Would you write out the entries below, every one of them, exactly?

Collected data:
— BEGIN —

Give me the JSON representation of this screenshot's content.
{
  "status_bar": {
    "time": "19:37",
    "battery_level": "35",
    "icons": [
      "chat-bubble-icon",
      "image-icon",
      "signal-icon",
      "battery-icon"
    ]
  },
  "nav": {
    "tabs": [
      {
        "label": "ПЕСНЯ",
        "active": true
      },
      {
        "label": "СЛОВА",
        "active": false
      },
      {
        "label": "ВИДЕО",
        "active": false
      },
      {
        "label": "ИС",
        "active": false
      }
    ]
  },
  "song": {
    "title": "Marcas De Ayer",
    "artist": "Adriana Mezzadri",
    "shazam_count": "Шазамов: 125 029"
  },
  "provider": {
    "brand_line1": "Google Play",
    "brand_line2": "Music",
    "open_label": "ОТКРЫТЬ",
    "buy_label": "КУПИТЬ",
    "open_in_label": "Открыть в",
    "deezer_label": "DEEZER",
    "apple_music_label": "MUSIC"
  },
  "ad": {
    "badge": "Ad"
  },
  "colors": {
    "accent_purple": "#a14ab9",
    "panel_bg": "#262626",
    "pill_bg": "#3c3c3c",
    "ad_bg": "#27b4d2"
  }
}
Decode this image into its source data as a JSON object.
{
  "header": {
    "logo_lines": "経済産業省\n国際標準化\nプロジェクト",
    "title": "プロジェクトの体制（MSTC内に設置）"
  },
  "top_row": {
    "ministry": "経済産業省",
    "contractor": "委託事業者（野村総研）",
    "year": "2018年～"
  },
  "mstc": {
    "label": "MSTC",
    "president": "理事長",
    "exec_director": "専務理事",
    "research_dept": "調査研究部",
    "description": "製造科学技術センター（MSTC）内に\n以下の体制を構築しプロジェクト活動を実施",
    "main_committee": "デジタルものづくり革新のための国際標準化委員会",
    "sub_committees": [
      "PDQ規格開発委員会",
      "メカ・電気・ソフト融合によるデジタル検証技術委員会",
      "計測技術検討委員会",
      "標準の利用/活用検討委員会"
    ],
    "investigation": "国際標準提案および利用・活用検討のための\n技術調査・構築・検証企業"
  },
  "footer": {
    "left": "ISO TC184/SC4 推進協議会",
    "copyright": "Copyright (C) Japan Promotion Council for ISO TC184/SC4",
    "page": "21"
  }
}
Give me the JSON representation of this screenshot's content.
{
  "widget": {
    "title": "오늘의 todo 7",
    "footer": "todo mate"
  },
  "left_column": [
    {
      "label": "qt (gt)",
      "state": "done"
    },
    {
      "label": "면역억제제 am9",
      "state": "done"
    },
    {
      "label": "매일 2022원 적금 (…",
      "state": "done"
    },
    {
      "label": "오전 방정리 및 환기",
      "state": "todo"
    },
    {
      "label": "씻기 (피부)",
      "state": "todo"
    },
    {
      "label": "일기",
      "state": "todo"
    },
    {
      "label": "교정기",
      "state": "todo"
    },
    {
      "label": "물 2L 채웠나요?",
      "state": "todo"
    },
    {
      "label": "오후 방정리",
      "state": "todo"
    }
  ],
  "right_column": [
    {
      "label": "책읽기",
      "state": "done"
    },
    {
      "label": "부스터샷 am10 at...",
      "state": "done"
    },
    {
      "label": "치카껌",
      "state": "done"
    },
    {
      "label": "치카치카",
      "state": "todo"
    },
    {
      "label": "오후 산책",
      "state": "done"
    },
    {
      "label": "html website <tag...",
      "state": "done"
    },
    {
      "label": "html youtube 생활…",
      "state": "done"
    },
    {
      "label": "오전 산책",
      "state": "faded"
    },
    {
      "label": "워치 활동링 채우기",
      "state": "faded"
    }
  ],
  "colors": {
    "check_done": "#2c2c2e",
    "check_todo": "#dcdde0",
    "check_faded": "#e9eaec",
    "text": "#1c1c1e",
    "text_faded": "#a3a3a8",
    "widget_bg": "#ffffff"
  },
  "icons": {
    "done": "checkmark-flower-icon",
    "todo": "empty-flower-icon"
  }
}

— END —

**Written solution**
Give me the JSON representation of this screenshot's content.
{
  "status_bar": {
    "time": "19:37",
    "battery_level": "35",
    "icons": [
      "chat-bubble-icon",
      "image-icon",
      "signal-icon",
      "battery-icon"
    ]
  },
  "nav": {
    "tabs": [
      {
        "label": "ПЕСНЯ",
        "active": true
      },
      {
        "label": "СЛОВА",
        "active": false
      },
      {
        "label": "ВИДЕО",
        "active": false
      },
      {
        "label": "ИС",
        "active": false
      }
    ]
  },
  "song": {
    "title": "Marcas De Ayer",
    "artist": "Adriana Mezzadri",
    "shazam_count": "Шазамов: 125 029"
  },
  "provider": {
    "brand_line1": "Google Play",
    "brand_line2": "Music",
    "open_label": "ОТКРЫТЬ",
    "buy_label": "КУПИТЬ",
    "open_in_label": "Открыть в",
    "deezer_label": "DEEZER",
    "apple_music_label": "MUSIC"
  },
  "ad": {
    "badge": "Ad"
  },
  "colors": {
    "accent_purple": "#a14ab9",
    "panel_bg": "#262626",
    "pill_bg": "#3c3c3c",
    "ad_bg": "#27b4d2"
  }
}
Decode this image into its source data as a JSON object.
{
  "header": {
    "logo_lines": "経済産業省\n国際標準化\nプロジェクト",
    "title": "プロジェクトの体制（MSTC内に設置）"
  },
  "top_row": {
    "ministry": "経済産業省",
    "contractor": "委託事業者（野村総研）",
    "year": "2018年～"
  },
  "mstc": {
    "label": "MSTC",
    "president": "理事長",
    "exec_director": "専務理事",
    "research_dept": "調査研究部",
    "description": "製造科学技術センター（MSTC）内に\n以下の体制を構築しプロジェクト活動を実施",
    "main_committee": "デジタルものづくり革新のための国際標準化委員会",
    "sub_committees": [
      "PDQ規格開発委員会",
      "メカ・電気・ソフト融合によるデジタル検証技術委員会",
      "計測技術検討委員会",
      "標準の利用/活用検討委員会"
    ],
    "investigation": "国際標準提案および利用・活用検討のための\n技術調査・構築・検証企業"
  },
  "footer": {
    "left": "ISO TC184/SC4 推進協議会",
    "copyright": "Copyright (C) Japan Promotion Council for ISO TC184/SC4",
    "page": "21"
  }
}
Give me the JSON representation of this screenshot's content.
{
  "widget": {
    "title": "오늘의 todo 7",
    "footer": "todo mate"
  },
  "left_column": [
    {
      "label": "qt (gt)",
      "state": "done"
    },
    {
      "label": "면역억제제 am9",
      "state": "done"
    },
    {
      "label": "매일 2022원 적금 (…",
      "state": "done"
    },
    {
      "label": "오전 방정리 및 환기",
      "state": "todo"
    },
    {
      "label": "씻기 (피부)",
      "state": "todo"
    },
    {
      "label": "일기",
      "state": "todo"
    },
    {
      "label": "교정기",
      "state": "todo"
    },
    {
      "label": "물 2L 채웠나요?",
      "state": "todo"
    },
    {
      "label": "오후 방정리",
      "state": "todo"
    }
  ],
  "right_column": [
    {
      "label": "책읽기",
      "state": "done"
    },
    {
      "label": "부스터샷 am10 at...",
      "state": "done"
    },
    {
      "label": "치카껌",
      "state": "done"
    },
    {
      "label": "치카치카",
      "state": "todo"
    },
    {
      "label": "오후 산책",
      "state": "done"
    },
    {
      "label": "html website <tag...",
      "state": "done"
    },
    {
      "label": "html youtube 생활…",
      "state": "done"
    },
    {
      "label": "오전 산책",
      "state": "faded"
    },
    {
      "label": "워치 활동링 채우기",
      "state": "faded"
    }
  ],
  "colors": {
    "check_done": "#2c2c2e",
    "check_todo": "#dcdde0",
    "check_faded": "#e9eaec",
    "text": "#1c1c1e",
    "text_faded": "#a3a3a8",
    "widget_bg": "#ffffff"
  },
  "icons": {
    "done": "checkmark-flower-icon",
    "todo": "empty-flower-icon"
  }
}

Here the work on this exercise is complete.